Missing the Ball

Billy Beane (Pitt) and Peter Brand (Hill) shake up baseball in "Moneyball".

Baseball fans have always loved to imagine the great “what-ifs” of the sport. What if Ted Williams and Joe DiMaggio had been traded? What if Buckner hadn’t let that ball go through his legs? What if the Red Sox signed Willie Mays and Jackie Robinson? What if Bill Veeck had put a team of Negro League All-Stars in Philadephia in 1944? Every season, baseball fans wonder if things had been just a little different, how might the fortunes of their team have changed?

Baseball fans have a new what-if scenario: what if Steven Soderbergh had directed Moneyball (opening today at the Movieland at Boulevard Square?)

If you’ve read the book and have been following its strange route to the silver screen, you might have heard that Soderbergh was slated to write and direct. Incredible! Soderbergh’s cool, calculated style would have been perfect for a book with the same attitude.

Sadly, the studios balked at Soderbergh’s supposedly kooky ideas (rumor had it that he was going to include an animated Bill James.) I’m guessing they paid a mint for the rights to the bestseller, which may explain why they handed the project to Bennett Miller, known for the hugely overpraised Capote, with the script being handled by Oscar winners Steven Zaillian (Schindler’s List) and Aaron Sorkin (The Social Network.)

Well, baseball, like musicals, can trip up even the most talented filmmakers. Moneyball, the book, was shocking and new, detailing a growing movement in the sport, a statistical revolution that has only grown with the years. Author Michael Lewis took his fantastic journalistic skills and took his readers behind the scenes of one of the most beleaguered clubs in the sport, riding along with a cast of some really amazing characters.

The problem? There’s hardly a narrative in Moneyball. It’s the story, as it were, of how Oakland A’s general manager Billy Beane started using the incredible metrics, originated by statistician Bill James, to evaluate under-appreciated, and therefore cheap, players. This is important because the A’s were one of the poorest franchises in the sport, and had virtually no money.

So, what’s the problem? The problem is that, in the book, there’s a lot of people poring over numbers, and very little baseball. How is that a problem? That’s a problem because very few filmmakers can take guys looking at numbers and make them exciting.

Therein lies the “what-if”: This strange tale should have been directed by Soderberg or David Fincher, two calculating men who could shoot a totally unconventional movie that appeals to non-baseball fans just as, say, The Social Network appealed to people who didn’t give a rip about Facebook.

The problem? The problem is Moneyball, the movie, is nothing more than a baseball movie. I find it hard to imagine that anyone who dislikes the sport is going to enjoy the picture, and even though it has some winsome performances, it’s schmaltzy, predictable, and filled with cliches. And that’s damn sad.

Billy Beane (Brad Pitt, never more charming) runs the Oakland A’s, and ownership is not only busted, but totally disinterested in investing even a dime. The club has just come off a narrow loss to the New York Yankees in the playoffs (and the title cards remind us that the Yankees payroll is three times that of the A’s), and is about to lose two of its best players–Jason Giambi and Johnny Damon. How do you replace such men, with so little money?

(We’ll ignore the obvious questions: did the club just get poor? After all, they were just in the playoffs, right?)

To address this situation, the dopey scouts keep digging in the minors, looking for the next phenom, using such criterion as whether or not the guy has a girlfriend–if he doesn’t, he’s a bust, because he lacks confidence.

■ Listing:

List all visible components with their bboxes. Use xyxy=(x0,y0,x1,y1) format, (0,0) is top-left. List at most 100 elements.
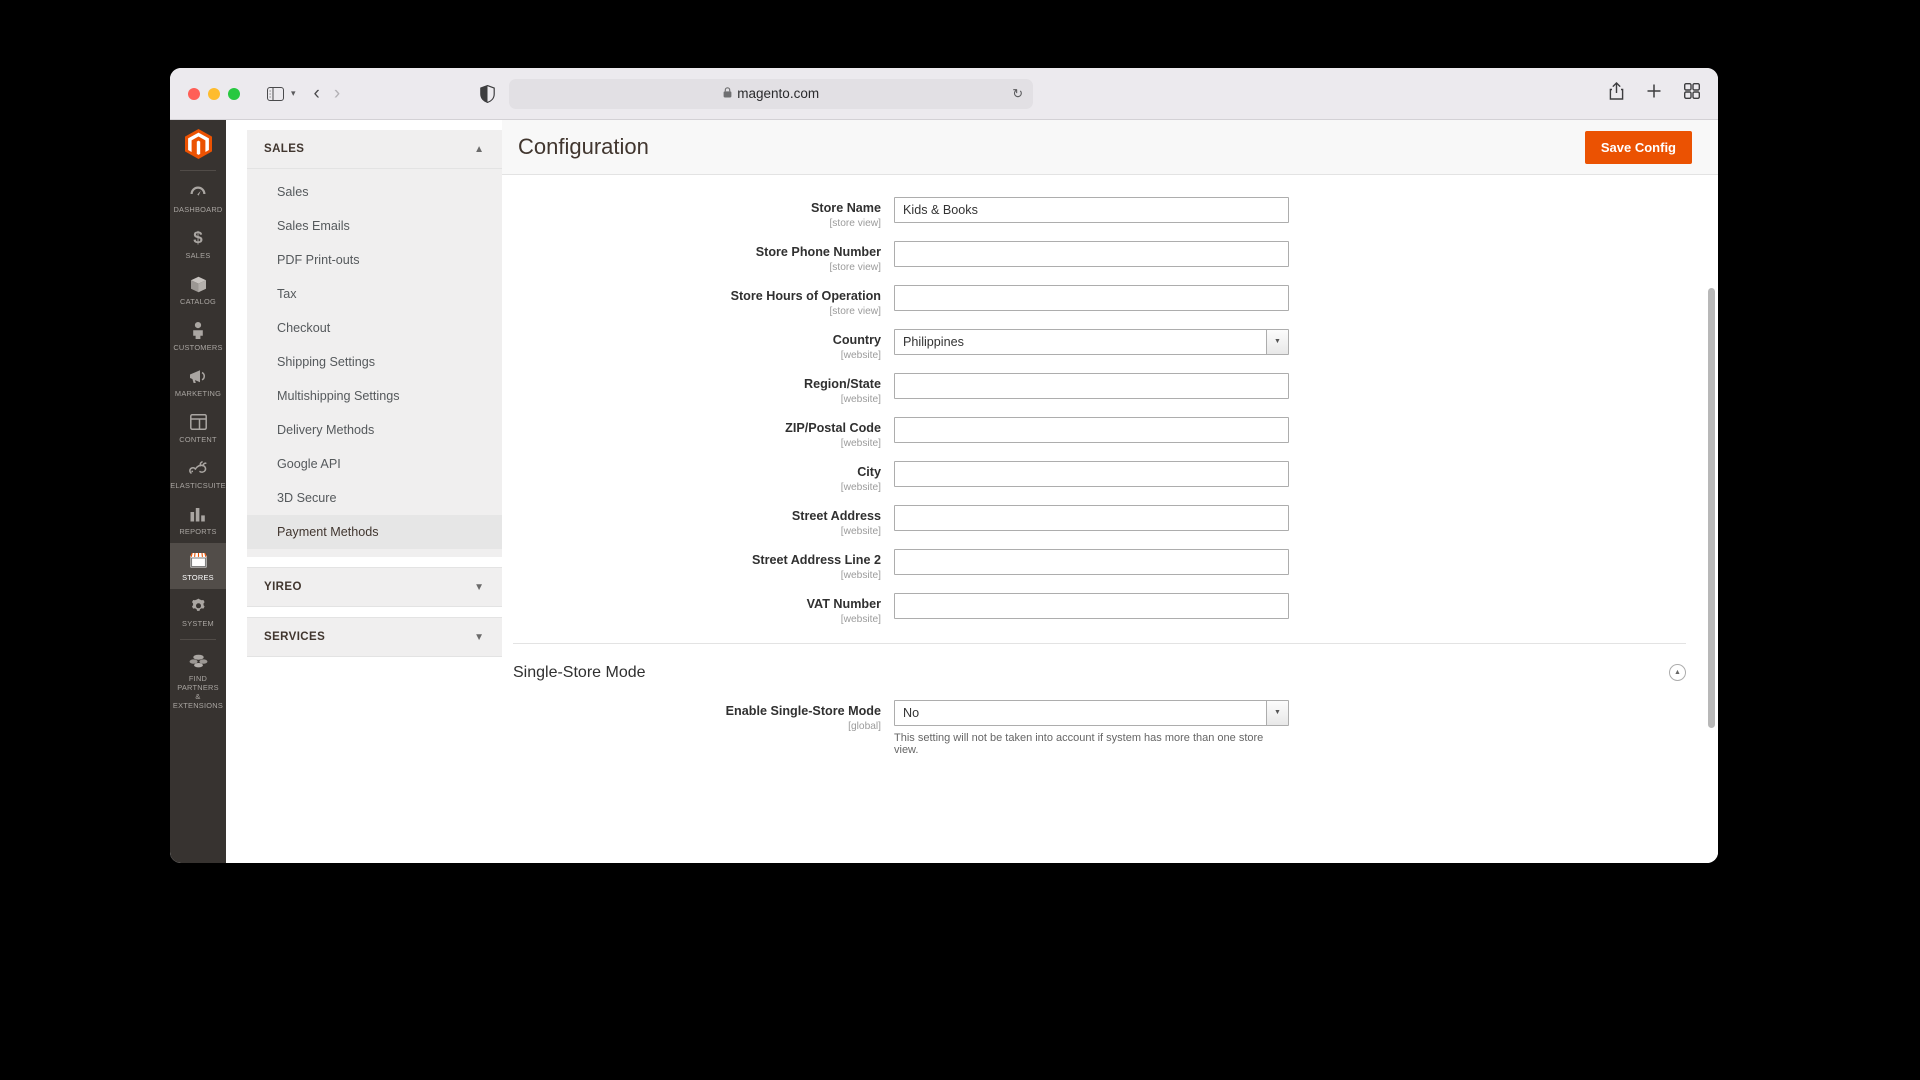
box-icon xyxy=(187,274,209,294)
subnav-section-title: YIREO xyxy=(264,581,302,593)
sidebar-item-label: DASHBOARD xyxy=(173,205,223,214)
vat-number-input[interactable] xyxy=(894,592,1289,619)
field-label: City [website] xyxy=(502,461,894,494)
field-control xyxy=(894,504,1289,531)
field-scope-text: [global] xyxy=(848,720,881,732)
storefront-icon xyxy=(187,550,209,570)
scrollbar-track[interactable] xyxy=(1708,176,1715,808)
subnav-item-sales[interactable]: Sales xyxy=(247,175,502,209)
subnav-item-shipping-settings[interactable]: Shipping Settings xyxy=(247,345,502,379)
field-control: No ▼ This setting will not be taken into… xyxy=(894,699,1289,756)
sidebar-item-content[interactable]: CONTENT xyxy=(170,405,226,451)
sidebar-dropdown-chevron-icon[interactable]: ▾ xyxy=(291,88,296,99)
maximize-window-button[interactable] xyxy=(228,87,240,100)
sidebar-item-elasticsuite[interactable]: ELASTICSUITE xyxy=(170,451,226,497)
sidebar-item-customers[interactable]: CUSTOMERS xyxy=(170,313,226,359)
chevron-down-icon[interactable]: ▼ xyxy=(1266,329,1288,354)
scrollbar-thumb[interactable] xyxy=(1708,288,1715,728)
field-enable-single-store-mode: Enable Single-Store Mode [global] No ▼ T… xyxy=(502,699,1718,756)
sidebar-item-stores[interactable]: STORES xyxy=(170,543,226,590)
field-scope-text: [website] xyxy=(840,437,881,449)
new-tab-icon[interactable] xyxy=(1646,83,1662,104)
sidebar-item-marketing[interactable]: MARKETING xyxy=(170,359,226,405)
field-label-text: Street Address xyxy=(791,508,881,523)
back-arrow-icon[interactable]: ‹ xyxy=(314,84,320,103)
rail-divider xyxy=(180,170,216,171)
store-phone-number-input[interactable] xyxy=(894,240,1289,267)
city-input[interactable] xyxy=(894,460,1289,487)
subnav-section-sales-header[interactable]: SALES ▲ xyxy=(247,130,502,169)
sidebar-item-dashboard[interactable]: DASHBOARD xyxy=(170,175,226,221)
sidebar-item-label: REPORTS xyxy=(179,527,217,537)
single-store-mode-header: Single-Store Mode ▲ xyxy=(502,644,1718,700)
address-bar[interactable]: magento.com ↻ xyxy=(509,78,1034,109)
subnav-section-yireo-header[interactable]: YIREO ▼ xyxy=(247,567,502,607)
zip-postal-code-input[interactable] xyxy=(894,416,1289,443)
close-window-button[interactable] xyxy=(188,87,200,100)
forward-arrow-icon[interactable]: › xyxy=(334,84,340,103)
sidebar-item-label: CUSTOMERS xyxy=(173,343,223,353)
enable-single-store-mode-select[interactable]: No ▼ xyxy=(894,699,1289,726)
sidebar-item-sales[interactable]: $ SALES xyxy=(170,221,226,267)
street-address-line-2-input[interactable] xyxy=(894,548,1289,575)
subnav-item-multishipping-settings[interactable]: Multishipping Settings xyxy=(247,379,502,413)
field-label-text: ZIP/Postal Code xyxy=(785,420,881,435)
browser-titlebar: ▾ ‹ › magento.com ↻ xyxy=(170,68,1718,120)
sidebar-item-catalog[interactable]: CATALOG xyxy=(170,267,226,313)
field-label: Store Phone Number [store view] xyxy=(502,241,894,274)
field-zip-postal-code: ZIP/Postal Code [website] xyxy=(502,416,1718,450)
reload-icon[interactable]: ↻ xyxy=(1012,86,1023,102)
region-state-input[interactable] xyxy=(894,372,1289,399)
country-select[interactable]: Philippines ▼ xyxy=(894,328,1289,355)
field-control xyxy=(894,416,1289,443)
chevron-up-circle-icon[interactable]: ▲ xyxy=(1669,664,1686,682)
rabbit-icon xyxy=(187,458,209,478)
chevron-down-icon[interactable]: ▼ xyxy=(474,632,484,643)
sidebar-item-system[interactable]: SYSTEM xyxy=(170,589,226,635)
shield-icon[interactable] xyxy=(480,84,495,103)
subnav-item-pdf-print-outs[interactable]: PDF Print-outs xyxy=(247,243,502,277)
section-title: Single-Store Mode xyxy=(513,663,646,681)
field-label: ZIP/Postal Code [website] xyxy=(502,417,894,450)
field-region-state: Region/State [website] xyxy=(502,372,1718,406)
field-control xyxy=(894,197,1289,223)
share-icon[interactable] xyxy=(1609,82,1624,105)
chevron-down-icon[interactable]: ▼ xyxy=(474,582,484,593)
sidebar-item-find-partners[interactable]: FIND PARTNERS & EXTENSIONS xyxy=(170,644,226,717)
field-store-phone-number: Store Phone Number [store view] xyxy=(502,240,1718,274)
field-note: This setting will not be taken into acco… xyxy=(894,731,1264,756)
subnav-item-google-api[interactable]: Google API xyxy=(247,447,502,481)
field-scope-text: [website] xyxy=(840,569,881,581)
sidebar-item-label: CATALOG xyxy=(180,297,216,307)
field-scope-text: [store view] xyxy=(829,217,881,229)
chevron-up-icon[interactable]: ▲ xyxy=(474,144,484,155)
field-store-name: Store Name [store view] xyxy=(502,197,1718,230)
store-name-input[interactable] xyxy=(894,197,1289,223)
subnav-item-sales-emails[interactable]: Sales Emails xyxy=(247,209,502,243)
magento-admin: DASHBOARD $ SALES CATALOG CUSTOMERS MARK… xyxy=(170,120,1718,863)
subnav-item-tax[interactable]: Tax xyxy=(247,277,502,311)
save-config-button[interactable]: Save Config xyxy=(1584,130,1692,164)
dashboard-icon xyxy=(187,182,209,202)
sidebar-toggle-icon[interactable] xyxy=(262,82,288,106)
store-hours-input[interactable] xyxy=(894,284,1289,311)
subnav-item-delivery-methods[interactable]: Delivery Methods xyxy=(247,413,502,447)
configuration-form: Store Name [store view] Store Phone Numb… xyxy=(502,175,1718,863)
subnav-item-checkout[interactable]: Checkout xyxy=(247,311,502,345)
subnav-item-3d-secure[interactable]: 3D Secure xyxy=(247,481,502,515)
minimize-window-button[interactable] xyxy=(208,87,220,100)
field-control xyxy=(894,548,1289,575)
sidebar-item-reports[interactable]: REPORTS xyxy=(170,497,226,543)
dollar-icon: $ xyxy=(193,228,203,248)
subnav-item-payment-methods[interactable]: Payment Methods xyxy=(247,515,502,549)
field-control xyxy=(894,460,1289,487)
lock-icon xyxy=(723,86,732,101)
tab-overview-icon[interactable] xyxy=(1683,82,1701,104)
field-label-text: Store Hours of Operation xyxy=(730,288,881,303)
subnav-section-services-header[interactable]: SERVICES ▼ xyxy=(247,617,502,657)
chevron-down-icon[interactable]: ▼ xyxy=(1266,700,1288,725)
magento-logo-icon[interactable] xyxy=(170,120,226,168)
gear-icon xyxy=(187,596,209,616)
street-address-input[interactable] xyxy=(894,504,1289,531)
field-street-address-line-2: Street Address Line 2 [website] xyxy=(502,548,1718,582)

■ Direction:
Continue the Moneyball review above, picking up right after its last sentence.

■ Answer to the exercise:
Beane is an edgy guy, smart, sexy, once a phenom himself who failed, and failed miserably in the big leagues. He knows the scouts are wrong. He rolls his eyes, asks them pointed questions, but they’re tried and true dopes and can’t do anything right (except, of course, get the core players who made last year’s club a few outs from an AL Pennant.)

On a trip to Cleveland to see about a trade, he meets Peter Brand (Jonah Hill) a stathead working his first job straight from his economics degree at Yale. The two hit it off, and Brand comes to work for Beane, bringing with him a revolutionary outlook that will change the game forever.

Pitt and Hill are remarkable. They are a perfect comic pair, good friends here, kindred spirits, with a great give-and-take and rapid-fire dialogue that is screenwriter Sorkin’s bread and butter.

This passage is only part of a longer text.